--- begin ---

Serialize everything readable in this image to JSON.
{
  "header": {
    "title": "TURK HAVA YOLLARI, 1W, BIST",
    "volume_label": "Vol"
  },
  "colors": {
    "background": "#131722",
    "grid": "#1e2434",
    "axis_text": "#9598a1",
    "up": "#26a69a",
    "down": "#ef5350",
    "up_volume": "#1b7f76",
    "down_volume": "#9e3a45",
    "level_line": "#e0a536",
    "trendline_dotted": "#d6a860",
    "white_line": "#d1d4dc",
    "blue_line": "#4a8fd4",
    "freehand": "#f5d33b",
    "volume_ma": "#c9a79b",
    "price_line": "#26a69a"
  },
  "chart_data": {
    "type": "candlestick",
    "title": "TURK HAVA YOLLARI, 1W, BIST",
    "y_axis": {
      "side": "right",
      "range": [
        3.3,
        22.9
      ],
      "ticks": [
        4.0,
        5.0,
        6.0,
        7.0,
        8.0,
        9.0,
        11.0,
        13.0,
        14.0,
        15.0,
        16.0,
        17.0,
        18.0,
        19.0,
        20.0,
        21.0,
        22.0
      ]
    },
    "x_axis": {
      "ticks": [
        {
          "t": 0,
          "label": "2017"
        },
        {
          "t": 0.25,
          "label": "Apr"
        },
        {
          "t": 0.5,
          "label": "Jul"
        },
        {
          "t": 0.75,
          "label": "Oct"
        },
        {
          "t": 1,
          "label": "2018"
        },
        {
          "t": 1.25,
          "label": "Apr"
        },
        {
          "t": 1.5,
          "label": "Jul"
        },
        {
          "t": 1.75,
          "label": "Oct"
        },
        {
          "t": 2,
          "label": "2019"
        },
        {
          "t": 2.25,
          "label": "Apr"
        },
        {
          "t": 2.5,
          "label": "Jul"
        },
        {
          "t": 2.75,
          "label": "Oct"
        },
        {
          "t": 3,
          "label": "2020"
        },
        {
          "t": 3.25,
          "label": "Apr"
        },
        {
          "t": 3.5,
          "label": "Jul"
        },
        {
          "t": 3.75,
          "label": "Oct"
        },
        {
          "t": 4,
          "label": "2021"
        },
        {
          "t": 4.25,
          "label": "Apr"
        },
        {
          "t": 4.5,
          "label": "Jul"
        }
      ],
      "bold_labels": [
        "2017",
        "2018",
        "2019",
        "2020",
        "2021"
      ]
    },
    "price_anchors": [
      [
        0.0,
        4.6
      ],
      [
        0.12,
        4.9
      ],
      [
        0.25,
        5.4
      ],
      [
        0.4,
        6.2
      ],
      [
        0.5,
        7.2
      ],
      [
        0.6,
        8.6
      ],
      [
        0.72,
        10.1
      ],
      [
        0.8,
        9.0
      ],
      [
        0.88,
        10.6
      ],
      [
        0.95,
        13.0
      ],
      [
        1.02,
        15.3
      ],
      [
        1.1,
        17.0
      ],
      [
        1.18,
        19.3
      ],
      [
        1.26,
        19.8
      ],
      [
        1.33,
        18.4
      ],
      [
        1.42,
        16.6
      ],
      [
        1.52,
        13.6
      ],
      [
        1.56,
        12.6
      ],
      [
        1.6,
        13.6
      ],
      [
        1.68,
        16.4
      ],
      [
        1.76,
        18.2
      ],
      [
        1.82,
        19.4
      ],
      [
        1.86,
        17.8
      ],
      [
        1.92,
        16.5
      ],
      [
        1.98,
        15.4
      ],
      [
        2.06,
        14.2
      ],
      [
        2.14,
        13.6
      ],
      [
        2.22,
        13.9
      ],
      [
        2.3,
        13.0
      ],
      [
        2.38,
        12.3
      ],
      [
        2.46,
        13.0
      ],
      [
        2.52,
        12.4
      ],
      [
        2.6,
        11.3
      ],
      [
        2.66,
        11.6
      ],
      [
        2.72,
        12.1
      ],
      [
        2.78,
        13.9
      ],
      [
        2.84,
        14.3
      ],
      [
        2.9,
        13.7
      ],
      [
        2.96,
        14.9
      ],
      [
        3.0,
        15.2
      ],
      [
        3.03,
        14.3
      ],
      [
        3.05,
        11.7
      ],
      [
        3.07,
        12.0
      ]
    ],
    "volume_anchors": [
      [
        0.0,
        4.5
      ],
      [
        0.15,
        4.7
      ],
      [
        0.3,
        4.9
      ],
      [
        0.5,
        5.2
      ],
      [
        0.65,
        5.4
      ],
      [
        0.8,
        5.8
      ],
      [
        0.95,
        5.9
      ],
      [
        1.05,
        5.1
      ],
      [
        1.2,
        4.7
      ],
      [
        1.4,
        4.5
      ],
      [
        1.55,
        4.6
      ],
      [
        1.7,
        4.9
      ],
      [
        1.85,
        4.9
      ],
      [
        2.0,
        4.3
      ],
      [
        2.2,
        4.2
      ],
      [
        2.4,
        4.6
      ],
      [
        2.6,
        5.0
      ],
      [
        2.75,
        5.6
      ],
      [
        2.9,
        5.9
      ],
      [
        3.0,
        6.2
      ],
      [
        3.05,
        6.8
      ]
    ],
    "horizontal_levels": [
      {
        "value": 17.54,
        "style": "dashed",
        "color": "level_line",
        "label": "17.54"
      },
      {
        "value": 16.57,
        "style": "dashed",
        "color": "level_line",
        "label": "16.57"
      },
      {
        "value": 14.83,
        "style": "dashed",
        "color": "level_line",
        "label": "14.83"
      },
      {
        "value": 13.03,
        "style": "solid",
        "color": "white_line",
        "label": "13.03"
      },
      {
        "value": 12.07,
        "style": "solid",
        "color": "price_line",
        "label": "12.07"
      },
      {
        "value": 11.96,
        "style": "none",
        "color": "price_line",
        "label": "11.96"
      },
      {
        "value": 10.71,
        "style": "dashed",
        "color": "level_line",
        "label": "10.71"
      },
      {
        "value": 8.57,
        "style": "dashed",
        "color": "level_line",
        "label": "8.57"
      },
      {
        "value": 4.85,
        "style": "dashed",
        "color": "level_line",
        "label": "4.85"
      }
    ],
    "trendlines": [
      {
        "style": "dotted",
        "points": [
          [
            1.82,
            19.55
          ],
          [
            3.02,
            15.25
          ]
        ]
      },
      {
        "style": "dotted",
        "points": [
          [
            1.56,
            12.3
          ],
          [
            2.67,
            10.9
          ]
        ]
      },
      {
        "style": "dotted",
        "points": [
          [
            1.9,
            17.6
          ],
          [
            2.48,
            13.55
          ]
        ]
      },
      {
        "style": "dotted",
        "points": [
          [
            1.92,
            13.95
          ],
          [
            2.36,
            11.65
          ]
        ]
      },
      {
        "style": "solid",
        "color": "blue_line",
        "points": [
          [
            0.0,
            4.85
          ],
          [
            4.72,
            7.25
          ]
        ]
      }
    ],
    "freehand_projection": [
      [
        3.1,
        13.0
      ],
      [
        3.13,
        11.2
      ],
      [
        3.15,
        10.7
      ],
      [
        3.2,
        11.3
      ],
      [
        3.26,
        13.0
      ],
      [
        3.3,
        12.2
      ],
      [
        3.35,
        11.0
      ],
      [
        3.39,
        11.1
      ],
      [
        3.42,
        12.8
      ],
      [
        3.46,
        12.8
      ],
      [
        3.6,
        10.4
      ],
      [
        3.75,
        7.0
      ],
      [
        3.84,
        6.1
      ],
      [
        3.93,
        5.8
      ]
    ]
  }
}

--- end ---

Write out every line exactly as it stands.

Serialize everything readable in this image to JSON.
{
  "header": {
    "title": "TURK HAVA YOLLARI, 1W, BIST",
    "volume_label": "Vol"
  },
  "colors": {
    "background": "#131722",
    "grid": "#1e2434",
    "axis_text": "#9598a1",
    "up": "#26a69a",
    "down": "#ef5350",
    "up_volume": "#1b7f76",
    "down_volume": "#9e3a45",
    "level_line": "#e0a536",
    "trendline_dotted": "#d6a860",
    "white_line": "#d1d4dc",
    "blue_line": "#4a8fd4",
    "freehand": "#f5d33b",
    "volume_ma": "#c9a79b",
    "price_line": "#26a69a"
  },
  "chart_data": {
    "type": "candlestick",
    "title": "TURK HAVA YOLLARI, 1W, BIST",
    "y_axis": {
      "side": "right",
      "range": [
        3.3,
        22.9
      ],
      "ticks": [
        4.0,
        5.0,
        6.0,
        7.0,
        8.0,
        9.0,
        11.0,
        13.0,
        14.0,
        15.0,
        16.0,
        17.0,
        18.0,
        19.0,
        20.0,
        21.0,
        22.0
      ]
    },
    "x_axis": {
      "ticks": [
        {
          "t": 0,
          "label": "2017"
        },
        {
          "t": 0.25,
          "label": "Apr"
        },
        {
          "t": 0.5,
          "label": "Jul"
        },
        {
          "t": 0.75,
          "label": "Oct"
        },
        {
          "t": 1,
          "label": "2018"
        },
        {
          "t": 1.25,
          "label": "Apr"
        },
        {
          "t": 1.5,
          "label": "Jul"
        },
        {
          "t": 1.75,
          "label": "Oct"
        },
        {
          "t": 2,
          "label": "2019"
        },
        {
          "t": 2.25,
          "label": "Apr"
        },
        {
          "t": 2.5,
          "label": "Jul"
        },
        {
          "t": 2.75,
          "label": "Oct"
        },
        {
          "t": 3,
          "label": "2020"
        },
        {
          "t": 3.25,
          "label": "Apr"
        },
        {
          "t": 3.5,
          "label": "Jul"
        },
        {
          "t": 3.75,
          "label": "Oct"
        },
        {
          "t": 4,
          "label": "2021"
        },
        {
          "t": 4.25,
          "label": "Apr"
        },
        {
          "t": 4.5,
          "label": "Jul"
        }
      ],
      "bold_labels": [
        "2017",
        "2018",
        "2019",
        "2020",
        "2021"
      ]
    },
    "price_anchors": [
      [
        0.0,
        4.6
      ],
      [
        0.12,
        4.9
      ],
      [
        0.25,
        5.4
      ],
      [
        0.4,
        6.2
      ],
      [
        0.5,
        7.2
      ],
      [
        0.6,
        8.6
      ],
      [
        0.72,
        10.1
      ],
      [
        0.8,
        9.0
      ],
      [
        0.88,
        10.6
      ],
      [
        0.95,
        13.0
      ],
      [
        1.02,
        15.3
      ],
      [
        1.1,
        17.0
      ],
      [
        1.18,
        19.3
      ],
      [
        1.26,
        19.8
      ],
      [
        1.33,
        18.4
      ],
      [
        1.42,
        16.6
      ],
      [
        1.52,
        13.6
      ],
      [
        1.56,
        12.6
      ],
      [
        1.6,
        13.6
      ],
      [
        1.68,
        16.4
      ],
      [
        1.76,
        18.2
      ],
      [
        1.82,
        19.4
      ],
      [
        1.86,
        17.8
      ],
      [
        1.92,
        16.5
      ],
      [
        1.98,
        15.4
      ],
      [
        2.06,
        14.2
      ],
      [
        2.14,
        13.6
      ],
      [
        2.22,
        13.9
      ],
      [
        2.3,
        13.0
      ],
      [
        2.38,
        12.3
      ],
      [
        2.46,
        13.0
      ],
      [
        2.52,
        12.4
      ],
      [
        2.6,
        11.3
      ],
      [
        2.66,
        11.6
      ],
      [
        2.72,
        12.1
      ],
      [
        2.78,
        13.9
      ],
      [
        2.84,
        14.3
      ],
      [
        2.9,
        13.7
      ],
      [
        2.96,
        14.9
      ],
      [
        3.0,
        15.2
      ],
      [
        3.03,
        14.3
      ],
      [
        3.05,
        11.7
      ],
      [
        3.07,
        12.0
      ]
    ],
    "volume_anchors": [
      [
        0.0,
        4.5
      ],
      [
        0.15,
        4.7
      ],
      [
        0.3,
        4.9
      ],
      [
        0.5,
        5.2
      ],
      [
        0.65,
        5.4
      ],
      [
        0.8,
        5.8
      ],
      [
        0.95,
        5.9
      ],
      [
        1.05,
        5.1
      ],
      [
        1.2,
        4.7
      ],
      [
        1.4,
        4.5
      ],
      [
        1.55,
        4.6
      ],
      [
        1.7,
        4.9
      ],
      [
        1.85,
        4.9
      ],
      [
        2.0,
        4.3
      ],
      [
        2.2,
        4.2
      ],
      [
        2.4,
        4.6
      ],
      [
        2.6,
        5.0
      ],
      [
        2.75,
        5.6
      ],
      [
        2.9,
        5.9
      ],
      [
        3.0,
        6.2
      ],
      [
        3.05,
        6.8
      ]
    ],
    "horizontal_levels": [
      {
        "value": 17.54,
        "style": "dashed",
        "color": "level_line",
        "label": "17.54"
      },
      {
        "value": 16.57,
        "style": "dashed",
        "color": "level_line",
        "label": "16.57"
      },
      {
        "value": 14.83,
        "style": "dashed",
        "color": "level_line",
        "label": "14.83"
      },
      {
        "value": 13.03,
        "style": "solid",
        "color": "white_line",
        "label": "13.03"
      },
      {
        "value": 12.07,
        "style": "solid",
        "color": "price_line",
        "label": "12.07"
      },
      {
        "value": 11.96,
        "style": "none",
        "color": "price_line",
        "label": "11.96"
      },
      {
        "value": 10.71,
        "style": "dashed",
        "color": "level_line",
        "label": "10.71"
      },
      {
        "value": 8.57,
        "style": "dashed",
        "color": "level_line",
        "label": "8.57"
      },
      {
        "value": 4.85,
        "style": "dashed",
        "color": "level_line",
        "label": "4.85"
      }
    ],
    "trendlines": [
      {
        "style": "dotted",
        "points": [
          [
            1.82,
            19.55
          ],
          [
            3.02,
            15.25
          ]
        ]
      },
      {
        "style": "dotted",
        "points": [
          [
            1.56,
            12.3
          ],
          [
            2.67,
            10.9
          ]
        ]
      },
      {
        "style": "dotted",
        "points": [
          [
            1.9,
            17.6
          ],
          [
            2.48,
            13.55
          ]
        ]
      },
      {
        "style": "dotted",
        "points": [
          [
            1.92,
            13.95
          ],
          [
            2.36,
            11.65
          ]
        ]
      },
      {
        "style": "solid",
        "color": "blue_line",
        "points": [
          [
            0.0,
            4.85
          ],
          [
            4.72,
            7.25
          ]
        ]
      }
    ],
    "freehand_projection": [
      [
        3.1,
        13.0
      ],
      [
        3.13,
        11.2
      ],
      [
        3.15,
        10.7
      ],
      [
        3.2,
        11.3
      ],
      [
        3.26,
        13.0
      ],
      [
        3.3,
        12.2
      ],
      [
        3.35,
        11.0
      ],
      [
        3.39,
        11.1
      ],
      [
        3.42,
        12.8
      ],
      [
        3.46,
        12.8
      ],
      [
        3.6,
        10.4
      ],
      [
        3.75,
        7.0
      ],
      [
        3.84,
        6.1
      ],
      [
        3.93,
        5.8
      ]
    ]
  }
}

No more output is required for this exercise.